■ WHAT YOU NEED TO DO:
Your task is to transcribe the data in full.

____ DATA

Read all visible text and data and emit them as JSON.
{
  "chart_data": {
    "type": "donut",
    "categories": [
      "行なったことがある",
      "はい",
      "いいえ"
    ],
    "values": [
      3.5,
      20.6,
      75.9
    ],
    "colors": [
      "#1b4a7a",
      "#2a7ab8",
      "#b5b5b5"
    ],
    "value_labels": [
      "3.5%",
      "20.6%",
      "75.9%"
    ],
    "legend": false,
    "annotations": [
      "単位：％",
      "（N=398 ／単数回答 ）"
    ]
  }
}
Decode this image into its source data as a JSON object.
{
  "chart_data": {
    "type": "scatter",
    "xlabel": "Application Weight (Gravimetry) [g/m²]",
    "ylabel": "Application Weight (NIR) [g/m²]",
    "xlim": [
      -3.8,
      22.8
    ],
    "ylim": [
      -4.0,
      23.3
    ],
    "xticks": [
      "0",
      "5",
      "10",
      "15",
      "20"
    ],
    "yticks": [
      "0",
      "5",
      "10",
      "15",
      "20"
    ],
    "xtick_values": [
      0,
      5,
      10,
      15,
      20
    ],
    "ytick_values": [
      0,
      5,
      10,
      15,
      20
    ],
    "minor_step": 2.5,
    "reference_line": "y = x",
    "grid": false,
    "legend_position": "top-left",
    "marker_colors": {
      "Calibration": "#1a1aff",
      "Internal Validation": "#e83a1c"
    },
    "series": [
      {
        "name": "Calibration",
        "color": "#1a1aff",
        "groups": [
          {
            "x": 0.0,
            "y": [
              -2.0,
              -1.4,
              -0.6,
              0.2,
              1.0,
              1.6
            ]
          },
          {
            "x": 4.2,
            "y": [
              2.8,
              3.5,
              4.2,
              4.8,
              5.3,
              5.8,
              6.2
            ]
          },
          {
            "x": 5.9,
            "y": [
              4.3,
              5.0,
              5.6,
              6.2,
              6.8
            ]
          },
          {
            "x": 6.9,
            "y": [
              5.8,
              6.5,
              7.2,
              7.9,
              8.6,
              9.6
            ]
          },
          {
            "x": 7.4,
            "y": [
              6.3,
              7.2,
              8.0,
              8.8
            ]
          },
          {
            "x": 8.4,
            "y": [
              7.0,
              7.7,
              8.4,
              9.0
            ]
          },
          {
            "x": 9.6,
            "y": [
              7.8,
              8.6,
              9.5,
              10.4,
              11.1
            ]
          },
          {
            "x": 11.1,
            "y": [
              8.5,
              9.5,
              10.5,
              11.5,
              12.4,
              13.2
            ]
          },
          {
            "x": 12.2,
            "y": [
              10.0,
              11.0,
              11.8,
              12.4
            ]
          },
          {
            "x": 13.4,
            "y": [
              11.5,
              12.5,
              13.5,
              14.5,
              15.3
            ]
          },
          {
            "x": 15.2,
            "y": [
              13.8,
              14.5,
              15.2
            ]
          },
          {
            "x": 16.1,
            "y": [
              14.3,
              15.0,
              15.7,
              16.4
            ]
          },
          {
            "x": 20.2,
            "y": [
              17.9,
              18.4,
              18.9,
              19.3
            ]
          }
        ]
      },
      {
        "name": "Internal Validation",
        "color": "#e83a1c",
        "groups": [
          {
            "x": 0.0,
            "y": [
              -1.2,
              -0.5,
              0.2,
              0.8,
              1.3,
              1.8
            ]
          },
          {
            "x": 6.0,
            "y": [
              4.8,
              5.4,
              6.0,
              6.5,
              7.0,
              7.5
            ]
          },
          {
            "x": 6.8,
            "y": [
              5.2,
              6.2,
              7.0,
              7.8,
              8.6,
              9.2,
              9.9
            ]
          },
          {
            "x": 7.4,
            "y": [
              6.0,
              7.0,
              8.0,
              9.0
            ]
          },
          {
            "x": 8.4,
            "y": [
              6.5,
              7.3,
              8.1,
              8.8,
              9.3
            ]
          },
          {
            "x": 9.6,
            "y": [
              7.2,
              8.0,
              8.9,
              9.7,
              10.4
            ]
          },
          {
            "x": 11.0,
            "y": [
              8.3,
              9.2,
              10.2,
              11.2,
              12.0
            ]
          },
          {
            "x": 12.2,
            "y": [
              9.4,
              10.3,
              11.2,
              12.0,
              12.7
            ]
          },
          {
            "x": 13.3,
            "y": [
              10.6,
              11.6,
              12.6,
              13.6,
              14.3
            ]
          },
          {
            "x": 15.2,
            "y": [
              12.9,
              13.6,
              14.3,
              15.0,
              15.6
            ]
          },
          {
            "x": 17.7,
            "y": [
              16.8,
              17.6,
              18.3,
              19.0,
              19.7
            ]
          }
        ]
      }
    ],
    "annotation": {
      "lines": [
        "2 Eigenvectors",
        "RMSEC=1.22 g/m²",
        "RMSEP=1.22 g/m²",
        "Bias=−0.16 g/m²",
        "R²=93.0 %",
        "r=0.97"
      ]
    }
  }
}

________

■ OUTPUT BELOW:
Read all visible text and data and emit them as JSON.
{
  "chart_data": {
    "type": "donut",
    "categories": [
      "行なったことがある",
      "はい",
      "いいえ"
    ],
    "values": [
      3.5,
      20.6,
      75.9
    ],
    "colors": [
      "#1b4a7a",
      "#2a7ab8",
      "#b5b5b5"
    ],
    "value_labels": [
      "3.5%",
      "20.6%",
      "75.9%"
    ],
    "legend": false,
    "annotations": [
      "単位：％",
      "（N=398 ／単数回答 ）"
    ]
  }
}
Decode this image into its source data as a JSON object.
{
  "chart_data": {
    "type": "scatter",
    "xlabel": "Application Weight (Gravimetry) [g/m²]",
    "ylabel": "Application Weight (NIR) [g/m²]",
    "xlim": [
      -3.8,
      22.8
    ],
    "ylim": [
      -4.0,
      23.3
    ],
    "xticks": [
      "0",
      "5",
      "10",
      "15",
      "20"
    ],
    "yticks": [
      "0",
      "5",
      "10",
      "15",
      "20"
    ],
    "xtick_values": [
      0,
      5,
      10,
      15,
      20
    ],
    "ytick_values": [
      0,
      5,
      10,
      15,
      20
    ],
    "minor_step": 2.5,
    "reference_line": "y = x",
    "grid": false,
    "legend_position": "top-left",
    "marker_colors": {
      "Calibration": "#1a1aff",
      "Internal Validation": "#e83a1c"
    },
    "series": [
      {
        "name": "Calibration",
        "color": "#1a1aff",
        "groups": [
          {
            "x": 0.0,
            "y": [
              -2.0,
              -1.4,
              -0.6,
              0.2,
              1.0,
              1.6
            ]
          },
          {
            "x": 4.2,
            "y": [
              2.8,
              3.5,
              4.2,
              4.8,
              5.3,
              5.8,
              6.2
            ]
          },
          {
            "x": 5.9,
            "y": [
              4.3,
              5.0,
              5.6,
              6.2,
              6.8
            ]
          },
          {
            "x": 6.9,
            "y": [
              5.8,
              6.5,
              7.2,
              7.9,
              8.6,
              9.6
            ]
          },
          {
            "x": 7.4,
            "y": [
              6.3,
              7.2,
              8.0,
              8.8
            ]
          },
          {
            "x": 8.4,
            "y": [
              7.0,
              7.7,
              8.4,
              9.0
            ]
          },
          {
            "x": 9.6,
            "y": [
              7.8,
              8.6,
              9.5,
              10.4,
              11.1
            ]
          },
          {
            "x": 11.1,
            "y": [
              8.5,
              9.5,
              10.5,
              11.5,
              12.4,
              13.2
            ]
          },
          {
            "x": 12.2,
            "y": [
              10.0,
              11.0,
              11.8,
              12.4
            ]
          },
          {
            "x": 13.4,
            "y": [
              11.5,
              12.5,
              13.5,
              14.5,
              15.3
            ]
          },
          {
            "x": 15.2,
            "y": [
              13.8,
              14.5,
              15.2
            ]
          },
          {
            "x": 16.1,
            "y": [
              14.3,
              15.0,
              15.7,
              16.4
            ]
          },
          {
            "x": 20.2,
            "y": [
              17.9,
              18.4,
              18.9,
              19.3
            ]
          }
        ]
      },
      {
        "name": "Internal Validation",
        "color": "#e83a1c",
        "groups": [
          {
            "x": 0.0,
            "y": [
              -1.2,
              -0.5,
              0.2,
              0.8,
              1.3,
              1.8
            ]
          },
          {
            "x": 6.0,
            "y": [
              4.8,
              5.4,
              6.0,
              6.5,
              7.0,
              7.5
            ]
          },
          {
            "x": 6.8,
            "y": [
              5.2,
              6.2,
              7.0,
              7.8,
              8.6,
              9.2,
              9.9
            ]
          },
          {
            "x": 7.4,
            "y": [
              6.0,
              7.0,
              8.0,
              9.0
            ]
          },
          {
            "x": 8.4,
            "y": [
              6.5,
              7.3,
              8.1,
              8.8,
              9.3
            ]
          },
          {
            "x": 9.6,
            "y": [
              7.2,
              8.0,
              8.9,
              9.7,
              10.4
            ]
          },
          {
            "x": 11.0,
            "y": [
              8.3,
              9.2,
              10.2,
              11.2,
              12.0
            ]
          },
          {
            "x": 12.2,
            "y": [
              9.4,
              10.3,
              11.2,
              12.0,
              12.7
            ]
          },
          {
            "x": 13.3,
            "y": [
              10.6,
              11.6,
              12.6,
              13.6,
              14.3
            ]
          },
          {
            "x": 15.2,
            "y": [
              12.9,
              13.6,
              14.3,
              15.0,
              15.6
            ]
          },
          {
            "x": 17.7,
            "y": [
              16.8,
              17.6,
              18.3,
              19.0,
              19.7
            ]
          }
        ]
      }
    ],
    "annotation": {
      "lines": [
        "2 Eigenvectors",
        "RMSEC=1.22 g/m²",
        "RMSEP=1.22 g/m²",
        "Bias=−0.16 g/m²",
        "R²=93.0 %",
        "r=0.97"
      ]
    }
  }
}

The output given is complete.